--- Task to carry out ---
Type out every line below exactly as it reads.

--- Input rows ---

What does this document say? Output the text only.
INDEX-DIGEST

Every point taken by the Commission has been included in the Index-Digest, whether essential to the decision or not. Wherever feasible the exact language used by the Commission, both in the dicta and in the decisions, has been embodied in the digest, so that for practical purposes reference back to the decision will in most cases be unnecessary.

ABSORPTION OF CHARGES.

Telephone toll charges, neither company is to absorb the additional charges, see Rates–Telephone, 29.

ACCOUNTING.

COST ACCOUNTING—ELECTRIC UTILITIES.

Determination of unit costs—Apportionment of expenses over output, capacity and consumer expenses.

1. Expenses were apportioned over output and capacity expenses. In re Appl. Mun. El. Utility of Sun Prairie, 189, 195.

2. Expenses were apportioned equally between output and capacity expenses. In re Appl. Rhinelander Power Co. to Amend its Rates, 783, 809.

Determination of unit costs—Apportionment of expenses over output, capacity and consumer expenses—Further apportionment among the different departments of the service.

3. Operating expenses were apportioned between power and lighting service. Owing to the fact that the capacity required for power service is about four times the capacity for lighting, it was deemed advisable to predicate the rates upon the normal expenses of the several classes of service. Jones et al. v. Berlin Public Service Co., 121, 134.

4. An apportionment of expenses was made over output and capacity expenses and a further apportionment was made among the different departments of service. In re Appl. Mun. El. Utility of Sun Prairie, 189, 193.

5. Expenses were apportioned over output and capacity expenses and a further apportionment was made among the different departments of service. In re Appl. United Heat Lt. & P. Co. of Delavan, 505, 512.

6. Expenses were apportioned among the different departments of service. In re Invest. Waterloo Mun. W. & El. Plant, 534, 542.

--- Final result ---
What does this document say? Output the text only.
INDEX-DIGEST

Every point taken by the Commission has been included in the Index-Digest, whether essential to the decision or not. Wherever feasible the exact language used by the Commission, both in the dicta and in the decisions, has been embodied in the digest, so that for practical purposes reference back to the decision will in most cases be unnecessary.

ABSORPTION OF CHARGES.

Telephone toll charges, neither company is to absorb the additional charges, see Rates–Telephone, 29.

ACCOUNTING.

COST ACCOUNTING—ELECTRIC UTILITIES.

Determination of unit costs—Apportionment of expenses over output, capacity and consumer expenses.

1. Expenses were apportioned over output and capacity expenses. In re Appl. Mun. El. Utility of Sun Prairie, 189, 195.

2. Expenses were apportioned equally between output and capacity expenses. In re Appl. Rhinelander Power Co. to Amend its Rates, 783, 809.

Determination of unit costs—Apportionment of expenses over output, capacity and consumer expenses—Further apportionment among the different departments of the service.

3. Operating expenses were apportioned between power and lighting service. Owing to the fact that the capacity required for power service is about four times the capacity for lighting, it was deemed advisable to predicate the rates upon the normal expenses of the several classes of service. Jones et al. v. Berlin Public Service Co., 121, 134.

4. An apportionment of expenses was made over output and capacity expenses and a further apportionment was made among the different departments of service. In re Appl. Mun. El. Utility of Sun Prairie, 189, 193.

5. Expenses were apportioned over output and capacity expenses and a further apportionment was made among the different departments of service. In re Appl. United Heat Lt. & P. Co. of Delavan, 505, 512.

6. Expenses were apportioned among the different departments of service. In re Invest. Waterloo Mun. W. & El. Plant, 534, 542.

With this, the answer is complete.